- What you have to do -
Print every record below exactly as written.

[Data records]
>>>
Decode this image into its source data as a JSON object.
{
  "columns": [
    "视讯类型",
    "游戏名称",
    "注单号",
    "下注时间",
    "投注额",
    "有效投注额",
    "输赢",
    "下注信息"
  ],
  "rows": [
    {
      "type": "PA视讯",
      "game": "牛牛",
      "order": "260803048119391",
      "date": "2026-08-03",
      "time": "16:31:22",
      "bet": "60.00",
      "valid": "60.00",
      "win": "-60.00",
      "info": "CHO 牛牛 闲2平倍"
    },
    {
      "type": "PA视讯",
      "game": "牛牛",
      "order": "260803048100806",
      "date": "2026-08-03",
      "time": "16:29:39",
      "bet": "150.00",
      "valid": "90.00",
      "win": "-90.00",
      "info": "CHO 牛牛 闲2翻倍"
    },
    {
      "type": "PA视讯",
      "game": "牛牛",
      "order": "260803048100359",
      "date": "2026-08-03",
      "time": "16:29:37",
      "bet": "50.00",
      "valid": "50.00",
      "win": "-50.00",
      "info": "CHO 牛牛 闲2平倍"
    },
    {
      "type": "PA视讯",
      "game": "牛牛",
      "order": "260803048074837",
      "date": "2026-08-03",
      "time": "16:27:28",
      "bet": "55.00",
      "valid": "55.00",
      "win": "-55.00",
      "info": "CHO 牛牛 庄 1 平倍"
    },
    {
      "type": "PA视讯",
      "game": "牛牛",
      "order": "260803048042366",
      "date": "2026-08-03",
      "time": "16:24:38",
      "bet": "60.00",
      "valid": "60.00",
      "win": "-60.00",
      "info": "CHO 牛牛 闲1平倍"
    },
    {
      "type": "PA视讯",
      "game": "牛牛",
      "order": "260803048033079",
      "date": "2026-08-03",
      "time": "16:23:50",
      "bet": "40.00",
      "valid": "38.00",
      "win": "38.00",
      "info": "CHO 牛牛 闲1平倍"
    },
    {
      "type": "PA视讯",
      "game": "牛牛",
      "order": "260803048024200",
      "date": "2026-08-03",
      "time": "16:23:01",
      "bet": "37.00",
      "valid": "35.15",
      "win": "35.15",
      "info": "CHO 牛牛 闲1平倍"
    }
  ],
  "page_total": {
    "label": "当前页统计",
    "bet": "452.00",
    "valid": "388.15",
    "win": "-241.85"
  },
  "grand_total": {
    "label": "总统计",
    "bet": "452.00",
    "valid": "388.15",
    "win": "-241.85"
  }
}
<<<
- Solution for this problem -
Decode this image into its source data as a JSON object.
{
  "columns": [
    "视讯类型",
    "游戏名称",
    "注单号",
    "下注时间",
    "投注额",
    "有效投注额",
    "输赢",
    "下注信息"
  ],
  "rows": [
    {
      "type": "PA视讯",
      "game": "牛牛",
      "order": "260803048119391",
      "date": "2026-08-03",
      "time": "16:31:22",
      "bet": "60.00",
      "valid": "60.00",
      "win": "-60.00",
      "info": "CHO 牛牛 闲2平倍"
    },
    {
      "type": "PA视讯",
      "game": "牛牛",
      "order": "260803048100806",
      "date": "2026-08-03",
      "time": "16:29:39",
      "bet": "150.00",
      "valid": "90.00",
      "win": "-90.00",
      "info": "CHO 牛牛 闲2翻倍"
    },
    {
      "type": "PA视讯",
      "game": "牛牛",
      "order": "260803048100359",
      "date": "2026-08-03",
      "time": "16:29:37",
      "bet": "50.00",
      "valid": "50.00",
      "win": "-50.00",
      "info": "CHO 牛牛 闲2平倍"
    },
    {
      "type": "PA视讯",
      "game": "牛牛",
      "order": "260803048074837",
      "date": "2026-08-03",
      "time": "16:27:28",
      "bet": "55.00",
      "valid": "55.00",
      "win": "-55.00",
      "info": "CHO 牛牛 庄 1 平倍"
    },
    {
      "type": "PA视讯",
      "game": "牛牛",
      "order": "260803048042366",
      "date": "2026-08-03",
      "time": "16:24:38",
      "bet": "60.00",
      "valid": "60.00",
      "win": "-60.00",
      "info": "CHO 牛牛 闲1平倍"
    },
    {
      "type": "PA视讯",
      "game": "牛牛",
      "order": "260803048033079",
      "date": "2026-08-03",
      "time": "16:23:50",
      "bet": "40.00",
      "valid": "38.00",
      "win": "38.00",
      "info": "CHO 牛牛 闲1平倍"
    },
    {
      "type": "PA视讯",
      "game": "牛牛",
      "order": "260803048024200",
      "date": "2026-08-03",
      "time": "16:23:01",
      "bet": "37.00",
      "valid": "35.15",
      "win": "35.15",
      "info": "CHO 牛牛 闲1平倍"
    }
  ],
  "page_total": {
    "label": "当前页统计",
    "bet": "452.00",
    "valid": "388.15",
    "win": "-241.85"
  },
  "grand_total": {
    "label": "总统计",
    "bet": "452.00",
    "valid": "388.15",
    "win": "-241.85"
  }
}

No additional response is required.